Stated task:
Transcribe every entry word for word. Skip the pictures.
━━━ Task inputs
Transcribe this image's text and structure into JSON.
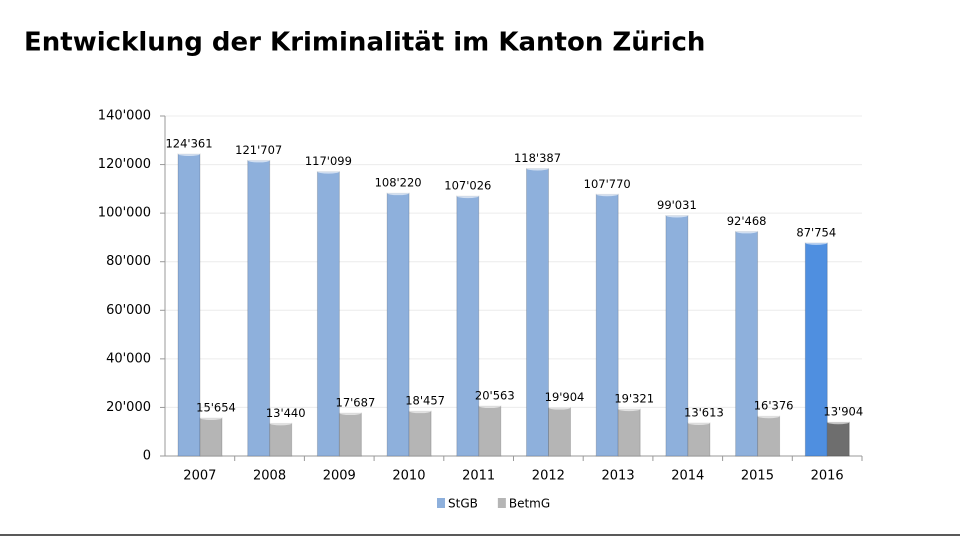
{
  "chart_data": {
    "type": "bar",
    "title": "Entwicklung der Kriminalität im Kanton Zürich",
    "categories": [
      "2007",
      "2008",
      "2009",
      "2010",
      "2011",
      "2012",
      "2013",
      "2014",
      "2015",
      "2016"
    ],
    "series": [
      {
        "name": "StGB",
        "color": "#8eb0dc",
        "colors": [
          "#8eb0dc",
          "#8eb0dc",
          "#8eb0dc",
          "#8eb0dc",
          "#8eb0dc",
          "#8eb0dc",
          "#8eb0dc",
          "#8eb0dc",
          "#8eb0dc",
          "#4f8fe0"
        ],
        "values": [
          124361,
          121707,
          117099,
          108220,
          107026,
          118387,
          107770,
          99031,
          92468,
          87754
        ],
        "value_labels": [
          "124'361",
          "121'707",
          "117'099",
          "108'220",
          "107'026",
          "118'387",
          "107'770",
          "99'031",
          "92'468",
          "87'754"
        ]
      },
      {
        "name": "BetmG",
        "color": "#b5b5b5",
        "colors": [
          "#b5b5b5",
          "#b5b5b5",
          "#b5b5b5",
          "#b5b5b5",
          "#b5b5b5",
          "#b5b5b5",
          "#b5b5b5",
          "#b5b5b5",
          "#b5b5b5",
          "#6e6e6e"
        ],
        "values": [
          15654,
          13440,
          17687,
          18457,
          20563,
          19904,
          19321,
          13613,
          16376,
          13904
        ],
        "value_labels": [
          "15'654",
          "13'440",
          "17'687",
          "18'457",
          "20'563",
          "19'904",
          "19'321",
          "13'613",
          "16'376",
          "13'904"
        ]
      }
    ],
    "ylim": [
      0,
      140000
    ],
    "yticks": [
      0,
      {
        "value": 20000,
        "label": "20'000"
      },
      {
        "value": 40000,
        "label": "40'000"
      },
      {
        "value": 60000,
        "label": "60'000"
      },
      {
        "value": 80000,
        "label": "80'000"
      },
      {
        "value": 100000,
        "label": "100'000"
      },
      {
        "value": 120000,
        "label": "120'000"
      },
      {
        "value": 140000,
        "label": "140'000"
      }
    ],
    "grid": true,
    "legend": "bottom"
  }
}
━━━━━━
Full answer:
Transcribe this image's text and structure into JSON.
{
  "chart_data": {
    "type": "bar",
    "title": "Entwicklung der Kriminalität im Kanton Zürich",
    "categories": [
      "2007",
      "2008",
      "2009",
      "2010",
      "2011",
      "2012",
      "2013",
      "2014",
      "2015",
      "2016"
    ],
    "series": [
      {
        "name": "StGB",
        "color": "#8eb0dc",
        "colors": [
          "#8eb0dc",
          "#8eb0dc",
          "#8eb0dc",
          "#8eb0dc",
          "#8eb0dc",
          "#8eb0dc",
          "#8eb0dc",
          "#8eb0dc",
          "#8eb0dc",
          "#4f8fe0"
        ],
        "values": [
          124361,
          121707,
          117099,
          108220,
          107026,
          118387,
          107770,
          99031,
          92468,
          87754
        ],
        "value_labels": [
          "124'361",
          "121'707",
          "117'099",
          "108'220",
          "107'026",
          "118'387",
          "107'770",
          "99'031",
          "92'468",
          "87'754"
        ]
      },
      {
        "name": "BetmG",
        "color": "#b5b5b5",
        "colors": [
          "#b5b5b5",
          "#b5b5b5",
          "#b5b5b5",
          "#b5b5b5",
          "#b5b5b5",
          "#b5b5b5",
          "#b5b5b5",
          "#b5b5b5",
          "#b5b5b5",
          "#6e6e6e"
        ],
        "values": [
          15654,
          13440,
          17687,
          18457,
          20563,
          19904,
          19321,
          13613,
          16376,
          13904
        ],
        "value_labels": [
          "15'654",
          "13'440",
          "17'687",
          "18'457",
          "20'563",
          "19'904",
          "19'321",
          "13'613",
          "16'376",
          "13'904"
        ]
      }
    ],
    "ylim": [
      0,
      140000
    ],
    "yticks": [
      0,
      {
        "value": 20000,
        "label": "20'000"
      },
      {
        "value": 40000,
        "label": "40'000"
      },
      {
        "value": 60000,
        "label": "60'000"
      },
      {
        "value": 80000,
        "label": "80'000"
      },
      {
        "value": 100000,
        "label": "100'000"
      },
      {
        "value": 120000,
        "label": "120'000"
      },
      {
        "value": 140000,
        "label": "140'000"
      }
    ],
    "grid": true,
    "legend": "bottom"
  }
}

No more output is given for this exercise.